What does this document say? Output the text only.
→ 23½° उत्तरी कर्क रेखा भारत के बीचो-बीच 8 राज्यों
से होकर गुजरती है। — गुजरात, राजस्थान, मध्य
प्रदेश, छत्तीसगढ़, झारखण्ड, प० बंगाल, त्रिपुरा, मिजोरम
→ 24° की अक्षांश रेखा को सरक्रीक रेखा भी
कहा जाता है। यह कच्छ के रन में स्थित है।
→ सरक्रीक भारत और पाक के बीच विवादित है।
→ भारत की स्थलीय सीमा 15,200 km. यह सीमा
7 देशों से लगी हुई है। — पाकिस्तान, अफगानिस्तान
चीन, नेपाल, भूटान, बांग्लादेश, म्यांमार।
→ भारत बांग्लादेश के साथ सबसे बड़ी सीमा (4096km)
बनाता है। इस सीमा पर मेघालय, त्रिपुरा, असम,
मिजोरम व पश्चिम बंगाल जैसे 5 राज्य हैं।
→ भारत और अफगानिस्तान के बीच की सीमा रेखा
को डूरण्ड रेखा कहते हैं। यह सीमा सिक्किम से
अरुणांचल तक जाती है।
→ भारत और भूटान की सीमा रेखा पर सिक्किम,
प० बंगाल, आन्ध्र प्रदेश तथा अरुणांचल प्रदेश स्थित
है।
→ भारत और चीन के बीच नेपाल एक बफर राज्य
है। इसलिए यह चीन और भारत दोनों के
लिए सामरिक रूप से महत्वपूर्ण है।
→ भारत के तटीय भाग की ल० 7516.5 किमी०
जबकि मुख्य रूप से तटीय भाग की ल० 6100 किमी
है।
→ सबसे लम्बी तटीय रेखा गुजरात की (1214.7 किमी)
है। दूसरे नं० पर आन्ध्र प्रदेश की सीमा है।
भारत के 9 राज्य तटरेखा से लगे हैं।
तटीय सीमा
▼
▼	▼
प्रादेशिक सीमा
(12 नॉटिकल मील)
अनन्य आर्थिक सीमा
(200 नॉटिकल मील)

• _Your instructions_
Extract the data exactly as given.

• _Final result_
What does this document say? Output the text only.
→ 23½° उत्तरी कर्क रेखा भारत के बीचो-बीच 8 राज्यों
से होकर गुजरती है। — गुजरात, राजस्थान, मध्य
प्रदेश, छत्तीसगढ़, झारखण्ड, प० बंगाल, त्रिपुरा, मिजोरम
→ 24° की अक्षांश रेखा को सरक्रीक रेखा भी
कहा जाता है। यह कच्छ के रन में स्थित है।
→ सरक्रीक भारत और पाक के बीच विवादित है।
→ भारत की स्थलीय सीमा 15,200 km. यह सीमा
7 देशों से लगी हुई है। — पाकिस्तान, अफगानिस्तान
चीन, नेपाल, भूटान, बांग्लादेश, म्यांमार।
→ भारत बांग्लादेश के साथ सबसे बड़ी सीमा (4096km)
बनाता है। इस सीमा पर मेघालय, त्रिपुरा, असम,
मिजोरम व पश्चिम बंगाल जैसे 5 राज्य हैं।
→ भारत और अफगानिस्तान के बीच की सीमा रेखा
को डूरण्ड रेखा कहते हैं। यह सीमा सिक्किम से
अरुणांचल तक जाती है।
→ भारत और भूटान की सीमा रेखा पर सिक्किम,
प० बंगाल, आन्ध्र प्रदेश तथा अरुणांचल प्रदेश स्थित
है।
→ भारत और चीन के बीच नेपाल एक बफर राज्य
है। इसलिए यह चीन और भारत दोनों के
लिए सामरिक रूप से महत्वपूर्ण है।
→ भारत के तटीय भाग की ल० 7516.5 किमी०
जबकि मुख्य रूप से तटीय भाग की ल० 6100 किमी
है।
→ सबसे लम्बी तटीय रेखा गुजरात की (1214.7 किमी)
है। दूसरे नं० पर आन्ध्र प्रदेश की सीमा है।
भारत के 9 राज्य तटरेखा से लगे हैं।
तटीय सीमा
▼
▼	▼
प्रादेशिक सीमा
(12 नॉटिकल मील)
अनन्य आर्थिक सीमा
(200 नॉटिकल मील)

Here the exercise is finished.